• Records:

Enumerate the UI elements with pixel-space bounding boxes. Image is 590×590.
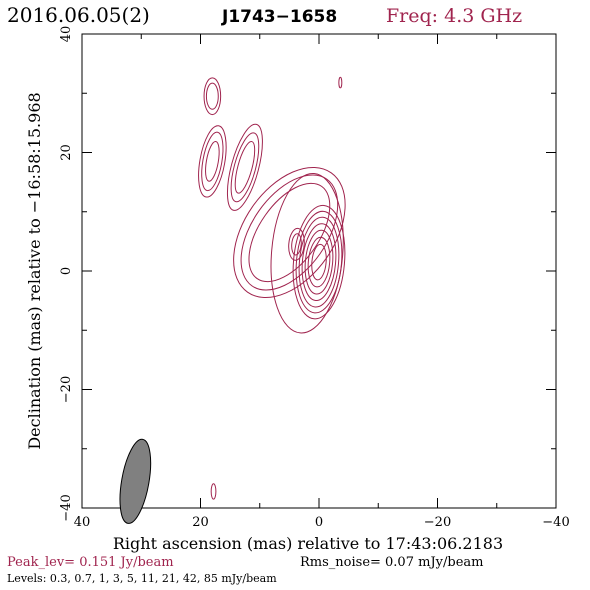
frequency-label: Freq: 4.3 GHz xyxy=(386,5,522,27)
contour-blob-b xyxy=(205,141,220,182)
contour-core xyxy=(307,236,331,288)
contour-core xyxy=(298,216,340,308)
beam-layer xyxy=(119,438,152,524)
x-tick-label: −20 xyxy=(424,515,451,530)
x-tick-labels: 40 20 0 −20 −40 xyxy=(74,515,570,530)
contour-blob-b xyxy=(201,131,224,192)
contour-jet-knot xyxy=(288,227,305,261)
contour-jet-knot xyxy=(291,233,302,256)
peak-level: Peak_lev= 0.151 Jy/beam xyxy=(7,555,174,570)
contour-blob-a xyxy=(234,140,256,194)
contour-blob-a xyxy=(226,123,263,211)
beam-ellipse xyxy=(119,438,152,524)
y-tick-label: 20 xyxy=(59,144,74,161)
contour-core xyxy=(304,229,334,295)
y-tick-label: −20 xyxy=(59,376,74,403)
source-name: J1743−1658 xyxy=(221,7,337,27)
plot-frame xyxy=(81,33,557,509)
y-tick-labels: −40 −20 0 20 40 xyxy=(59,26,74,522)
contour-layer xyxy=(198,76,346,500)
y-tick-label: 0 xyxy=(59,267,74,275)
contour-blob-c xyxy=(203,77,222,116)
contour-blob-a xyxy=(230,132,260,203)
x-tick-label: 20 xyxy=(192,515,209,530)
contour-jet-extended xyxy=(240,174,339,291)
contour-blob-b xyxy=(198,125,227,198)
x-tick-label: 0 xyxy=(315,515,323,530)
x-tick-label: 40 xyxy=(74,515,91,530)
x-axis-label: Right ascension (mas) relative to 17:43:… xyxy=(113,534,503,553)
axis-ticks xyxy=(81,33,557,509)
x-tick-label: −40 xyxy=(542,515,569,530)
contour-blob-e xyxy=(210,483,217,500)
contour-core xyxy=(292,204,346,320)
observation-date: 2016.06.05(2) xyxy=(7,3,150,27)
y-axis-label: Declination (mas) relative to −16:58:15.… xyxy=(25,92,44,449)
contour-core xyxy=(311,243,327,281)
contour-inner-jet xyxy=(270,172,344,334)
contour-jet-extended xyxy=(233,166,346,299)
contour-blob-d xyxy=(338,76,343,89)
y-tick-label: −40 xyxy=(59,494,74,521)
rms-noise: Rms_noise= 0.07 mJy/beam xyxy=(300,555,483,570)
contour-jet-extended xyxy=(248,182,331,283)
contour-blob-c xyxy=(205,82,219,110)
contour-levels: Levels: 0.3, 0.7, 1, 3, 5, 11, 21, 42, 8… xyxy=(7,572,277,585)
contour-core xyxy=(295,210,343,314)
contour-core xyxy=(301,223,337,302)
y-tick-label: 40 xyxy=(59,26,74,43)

--

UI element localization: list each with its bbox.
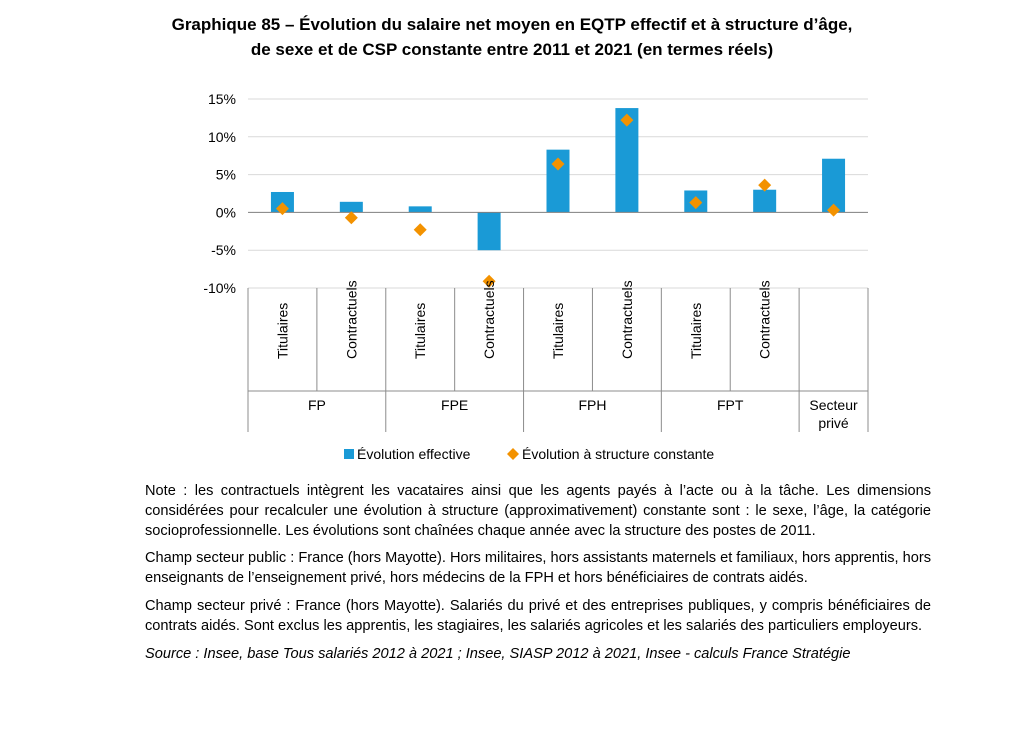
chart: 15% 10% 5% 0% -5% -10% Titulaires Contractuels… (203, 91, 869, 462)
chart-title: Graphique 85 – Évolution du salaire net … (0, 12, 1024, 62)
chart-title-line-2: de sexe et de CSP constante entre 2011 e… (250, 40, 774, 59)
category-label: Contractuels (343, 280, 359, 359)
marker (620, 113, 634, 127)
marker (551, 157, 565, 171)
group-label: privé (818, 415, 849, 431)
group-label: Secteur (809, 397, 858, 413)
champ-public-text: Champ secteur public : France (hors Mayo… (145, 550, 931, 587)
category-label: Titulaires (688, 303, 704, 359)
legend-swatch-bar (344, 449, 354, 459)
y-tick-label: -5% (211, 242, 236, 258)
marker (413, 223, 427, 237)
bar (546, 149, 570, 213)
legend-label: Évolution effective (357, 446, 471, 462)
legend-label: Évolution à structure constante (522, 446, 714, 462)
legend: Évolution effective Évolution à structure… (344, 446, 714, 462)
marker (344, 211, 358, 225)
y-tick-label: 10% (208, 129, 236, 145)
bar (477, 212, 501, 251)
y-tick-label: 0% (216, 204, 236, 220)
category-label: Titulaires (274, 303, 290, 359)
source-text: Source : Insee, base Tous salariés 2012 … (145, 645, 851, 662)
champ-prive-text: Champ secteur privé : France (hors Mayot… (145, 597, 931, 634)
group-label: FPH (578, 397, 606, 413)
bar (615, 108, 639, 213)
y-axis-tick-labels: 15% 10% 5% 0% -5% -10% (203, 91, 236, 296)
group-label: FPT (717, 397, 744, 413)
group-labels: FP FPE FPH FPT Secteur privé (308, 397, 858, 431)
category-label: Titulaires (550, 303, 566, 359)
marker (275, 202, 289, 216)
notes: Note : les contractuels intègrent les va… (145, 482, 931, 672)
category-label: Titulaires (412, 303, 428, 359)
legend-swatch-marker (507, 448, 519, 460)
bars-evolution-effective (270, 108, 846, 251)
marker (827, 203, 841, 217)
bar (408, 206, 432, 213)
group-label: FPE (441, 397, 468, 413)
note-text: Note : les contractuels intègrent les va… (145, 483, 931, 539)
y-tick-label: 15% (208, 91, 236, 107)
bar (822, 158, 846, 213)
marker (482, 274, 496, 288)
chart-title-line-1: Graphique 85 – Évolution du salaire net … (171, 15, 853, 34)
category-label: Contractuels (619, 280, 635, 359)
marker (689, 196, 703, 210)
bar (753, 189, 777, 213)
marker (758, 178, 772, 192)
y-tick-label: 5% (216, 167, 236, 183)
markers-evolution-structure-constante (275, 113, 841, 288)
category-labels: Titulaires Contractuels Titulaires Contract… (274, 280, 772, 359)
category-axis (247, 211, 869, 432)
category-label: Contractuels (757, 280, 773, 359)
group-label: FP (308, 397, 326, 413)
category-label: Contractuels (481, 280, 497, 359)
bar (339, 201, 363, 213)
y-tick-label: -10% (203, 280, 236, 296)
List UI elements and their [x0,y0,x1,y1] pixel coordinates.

• WHAT THE TASK REQUIRES: Reproduce the listing between the lines holding "chart: 15% 10%" and "champ-prive-text: Champ secteur", inclusive, substituting "point" for "marker" and changing nothing else.

• EXERCISE OUTPUT:
chart: 15% 10% 5% 0% -5% -10% Titulaires Contractuels… (203, 91, 869, 462)
chart-title: Graphique 85 – Évolution du salaire net … (0, 12, 1024, 62)
chart-title-line-2: de sexe et de CSP constante entre 2011 e… (250, 40, 774, 59)
category-label: Contractuels (343, 280, 359, 359)
point (620, 113, 634, 127)
point (551, 157, 565, 171)
group-label: privé (818, 415, 849, 431)
group-label: Secteur (809, 397, 858, 413)
champ-public-text: Champ secteur public : France (hors Mayo… (145, 550, 931, 587)
category-label: Titulaires (688, 303, 704, 359)
legend-swatch-bar (344, 449, 354, 459)
y-tick-label: -5% (211, 242, 236, 258)
point (413, 223, 427, 237)
bar (546, 149, 570, 213)
legend-label: Évolution effective (357, 446, 471, 462)
legend-label: Évolution à structure constante (522, 446, 714, 462)
legend: Évolution effective Évolution à structure… (344, 446, 714, 462)
point (344, 211, 358, 225)
y-tick-label: 10% (208, 129, 236, 145)
bar (477, 212, 501, 251)
y-tick-label: 0% (216, 204, 236, 220)
category-label: Titulaires (274, 303, 290, 359)
source-text: Source : Insee, base Tous salariés 2012 … (145, 645, 851, 662)
champ-prive-text: Champ secteur privé : France (hors Mayot… (145, 597, 931, 634)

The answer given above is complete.